WHAT NEEDS TO BE DONE
A single number is the answer here: how many lines of the entries contain "Continuous"?

Entries from a dataset
################

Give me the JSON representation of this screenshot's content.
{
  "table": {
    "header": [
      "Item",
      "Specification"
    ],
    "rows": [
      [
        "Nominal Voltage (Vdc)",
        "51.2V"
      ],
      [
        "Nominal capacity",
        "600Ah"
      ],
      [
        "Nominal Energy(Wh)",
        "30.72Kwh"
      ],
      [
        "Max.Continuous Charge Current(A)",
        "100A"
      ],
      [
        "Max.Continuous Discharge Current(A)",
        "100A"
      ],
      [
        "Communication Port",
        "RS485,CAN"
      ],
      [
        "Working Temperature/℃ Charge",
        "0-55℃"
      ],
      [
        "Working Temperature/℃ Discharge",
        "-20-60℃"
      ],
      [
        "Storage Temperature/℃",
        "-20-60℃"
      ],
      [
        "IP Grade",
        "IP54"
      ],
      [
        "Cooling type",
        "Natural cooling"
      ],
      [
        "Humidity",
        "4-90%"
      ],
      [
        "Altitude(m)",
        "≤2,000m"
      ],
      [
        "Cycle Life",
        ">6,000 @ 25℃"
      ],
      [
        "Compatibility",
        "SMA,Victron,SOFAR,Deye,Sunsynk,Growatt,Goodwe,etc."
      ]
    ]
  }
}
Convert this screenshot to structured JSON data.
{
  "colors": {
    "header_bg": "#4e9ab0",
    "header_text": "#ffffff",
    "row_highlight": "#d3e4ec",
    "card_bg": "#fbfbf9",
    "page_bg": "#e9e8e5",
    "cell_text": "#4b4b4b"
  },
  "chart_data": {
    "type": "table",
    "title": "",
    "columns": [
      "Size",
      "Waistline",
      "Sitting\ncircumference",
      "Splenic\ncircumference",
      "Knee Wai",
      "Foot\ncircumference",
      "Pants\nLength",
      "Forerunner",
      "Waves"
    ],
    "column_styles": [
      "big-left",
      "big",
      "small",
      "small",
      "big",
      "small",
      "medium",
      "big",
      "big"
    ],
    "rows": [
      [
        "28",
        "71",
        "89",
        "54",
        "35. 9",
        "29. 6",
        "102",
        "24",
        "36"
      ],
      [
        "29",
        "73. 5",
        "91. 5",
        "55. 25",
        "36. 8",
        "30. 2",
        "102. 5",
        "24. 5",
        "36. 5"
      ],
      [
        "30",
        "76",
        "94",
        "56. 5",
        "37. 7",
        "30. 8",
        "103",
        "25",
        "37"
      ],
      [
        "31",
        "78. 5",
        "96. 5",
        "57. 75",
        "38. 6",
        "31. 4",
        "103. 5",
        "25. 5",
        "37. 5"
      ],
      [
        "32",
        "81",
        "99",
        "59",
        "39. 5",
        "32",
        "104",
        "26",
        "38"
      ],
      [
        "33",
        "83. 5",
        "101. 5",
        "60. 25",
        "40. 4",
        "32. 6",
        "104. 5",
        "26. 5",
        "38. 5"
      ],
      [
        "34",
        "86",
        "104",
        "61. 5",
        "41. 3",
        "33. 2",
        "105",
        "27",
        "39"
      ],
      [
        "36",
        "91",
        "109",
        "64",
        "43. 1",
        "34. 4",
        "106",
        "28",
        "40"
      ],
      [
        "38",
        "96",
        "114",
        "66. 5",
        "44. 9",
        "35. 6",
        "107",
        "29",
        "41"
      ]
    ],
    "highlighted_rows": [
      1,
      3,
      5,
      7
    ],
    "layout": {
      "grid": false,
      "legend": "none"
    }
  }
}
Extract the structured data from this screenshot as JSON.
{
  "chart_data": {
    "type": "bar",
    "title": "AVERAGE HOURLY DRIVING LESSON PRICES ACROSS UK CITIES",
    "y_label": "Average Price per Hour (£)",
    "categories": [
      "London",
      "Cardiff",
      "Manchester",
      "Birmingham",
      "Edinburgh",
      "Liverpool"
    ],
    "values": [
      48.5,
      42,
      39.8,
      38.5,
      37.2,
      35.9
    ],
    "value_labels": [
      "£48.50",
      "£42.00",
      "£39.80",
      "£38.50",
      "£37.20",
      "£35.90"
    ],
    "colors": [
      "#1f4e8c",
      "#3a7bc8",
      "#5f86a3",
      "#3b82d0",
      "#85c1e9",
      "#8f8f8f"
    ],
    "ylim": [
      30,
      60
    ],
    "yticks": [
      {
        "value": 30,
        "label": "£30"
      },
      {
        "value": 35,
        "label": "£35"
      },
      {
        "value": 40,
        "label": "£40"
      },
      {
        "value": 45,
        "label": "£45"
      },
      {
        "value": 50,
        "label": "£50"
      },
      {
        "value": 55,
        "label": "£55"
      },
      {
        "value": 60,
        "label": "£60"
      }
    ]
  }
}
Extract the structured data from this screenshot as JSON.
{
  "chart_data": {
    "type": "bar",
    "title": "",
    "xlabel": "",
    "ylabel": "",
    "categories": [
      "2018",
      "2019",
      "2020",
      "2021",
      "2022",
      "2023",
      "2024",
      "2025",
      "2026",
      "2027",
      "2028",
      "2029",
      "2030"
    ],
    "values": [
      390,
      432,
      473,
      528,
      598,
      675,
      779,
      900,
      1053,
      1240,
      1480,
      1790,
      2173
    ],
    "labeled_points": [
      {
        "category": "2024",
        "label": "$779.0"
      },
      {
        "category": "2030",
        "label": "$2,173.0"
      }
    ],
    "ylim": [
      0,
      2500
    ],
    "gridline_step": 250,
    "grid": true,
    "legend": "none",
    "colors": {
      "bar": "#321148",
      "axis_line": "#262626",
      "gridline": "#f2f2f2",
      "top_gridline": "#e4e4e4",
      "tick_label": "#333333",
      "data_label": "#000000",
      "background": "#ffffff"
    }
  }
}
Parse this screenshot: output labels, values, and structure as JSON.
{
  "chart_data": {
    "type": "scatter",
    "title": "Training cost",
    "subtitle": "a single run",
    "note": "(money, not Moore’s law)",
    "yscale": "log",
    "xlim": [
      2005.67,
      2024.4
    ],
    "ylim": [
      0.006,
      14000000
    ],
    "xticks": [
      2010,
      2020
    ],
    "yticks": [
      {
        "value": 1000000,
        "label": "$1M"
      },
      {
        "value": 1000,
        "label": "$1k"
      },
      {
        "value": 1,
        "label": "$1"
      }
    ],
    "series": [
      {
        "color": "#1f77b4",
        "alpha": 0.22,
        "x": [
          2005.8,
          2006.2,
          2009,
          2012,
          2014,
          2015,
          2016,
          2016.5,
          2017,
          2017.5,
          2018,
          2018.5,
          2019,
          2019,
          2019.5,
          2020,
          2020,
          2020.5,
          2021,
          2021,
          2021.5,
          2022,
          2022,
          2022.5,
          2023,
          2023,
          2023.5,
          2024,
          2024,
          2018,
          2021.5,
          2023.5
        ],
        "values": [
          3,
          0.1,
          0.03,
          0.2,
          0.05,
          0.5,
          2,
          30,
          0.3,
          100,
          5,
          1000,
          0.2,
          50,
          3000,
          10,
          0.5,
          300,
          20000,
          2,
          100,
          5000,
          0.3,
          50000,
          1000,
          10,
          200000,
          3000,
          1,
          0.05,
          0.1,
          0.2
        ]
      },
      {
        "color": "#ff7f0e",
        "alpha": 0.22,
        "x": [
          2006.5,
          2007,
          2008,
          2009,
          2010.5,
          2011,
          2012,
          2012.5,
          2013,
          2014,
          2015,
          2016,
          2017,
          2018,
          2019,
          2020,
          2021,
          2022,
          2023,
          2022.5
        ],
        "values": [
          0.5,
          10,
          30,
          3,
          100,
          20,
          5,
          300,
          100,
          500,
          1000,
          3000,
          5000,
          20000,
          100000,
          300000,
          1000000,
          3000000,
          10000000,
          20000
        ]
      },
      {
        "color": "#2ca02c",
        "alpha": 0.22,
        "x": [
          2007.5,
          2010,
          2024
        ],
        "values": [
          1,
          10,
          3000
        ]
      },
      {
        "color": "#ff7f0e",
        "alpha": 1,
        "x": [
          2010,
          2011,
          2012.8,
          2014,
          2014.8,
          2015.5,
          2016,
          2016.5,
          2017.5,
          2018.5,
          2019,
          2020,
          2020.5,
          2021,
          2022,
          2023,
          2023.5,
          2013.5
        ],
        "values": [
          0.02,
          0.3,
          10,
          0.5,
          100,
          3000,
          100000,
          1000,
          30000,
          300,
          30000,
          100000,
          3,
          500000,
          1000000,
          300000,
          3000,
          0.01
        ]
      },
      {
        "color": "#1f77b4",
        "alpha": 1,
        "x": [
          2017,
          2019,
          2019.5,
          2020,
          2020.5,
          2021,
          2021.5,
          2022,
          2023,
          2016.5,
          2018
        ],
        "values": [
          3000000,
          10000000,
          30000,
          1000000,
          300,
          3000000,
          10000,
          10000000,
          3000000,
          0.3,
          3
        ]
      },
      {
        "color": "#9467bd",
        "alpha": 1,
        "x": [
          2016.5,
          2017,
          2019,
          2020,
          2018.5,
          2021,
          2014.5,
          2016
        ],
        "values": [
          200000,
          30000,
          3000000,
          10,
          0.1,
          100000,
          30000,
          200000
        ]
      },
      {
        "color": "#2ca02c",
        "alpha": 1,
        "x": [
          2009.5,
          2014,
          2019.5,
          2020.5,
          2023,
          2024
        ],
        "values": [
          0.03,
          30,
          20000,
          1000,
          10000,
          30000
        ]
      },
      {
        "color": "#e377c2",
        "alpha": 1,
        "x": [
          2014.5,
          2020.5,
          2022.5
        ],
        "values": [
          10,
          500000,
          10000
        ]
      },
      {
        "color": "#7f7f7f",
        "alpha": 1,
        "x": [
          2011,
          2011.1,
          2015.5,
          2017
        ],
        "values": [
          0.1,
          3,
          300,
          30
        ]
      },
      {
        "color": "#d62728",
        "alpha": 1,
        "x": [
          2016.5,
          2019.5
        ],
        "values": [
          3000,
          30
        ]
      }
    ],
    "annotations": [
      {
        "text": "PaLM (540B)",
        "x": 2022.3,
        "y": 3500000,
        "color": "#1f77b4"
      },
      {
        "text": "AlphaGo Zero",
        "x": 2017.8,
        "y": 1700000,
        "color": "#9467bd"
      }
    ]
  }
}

################

EXERCISE ANSWER
2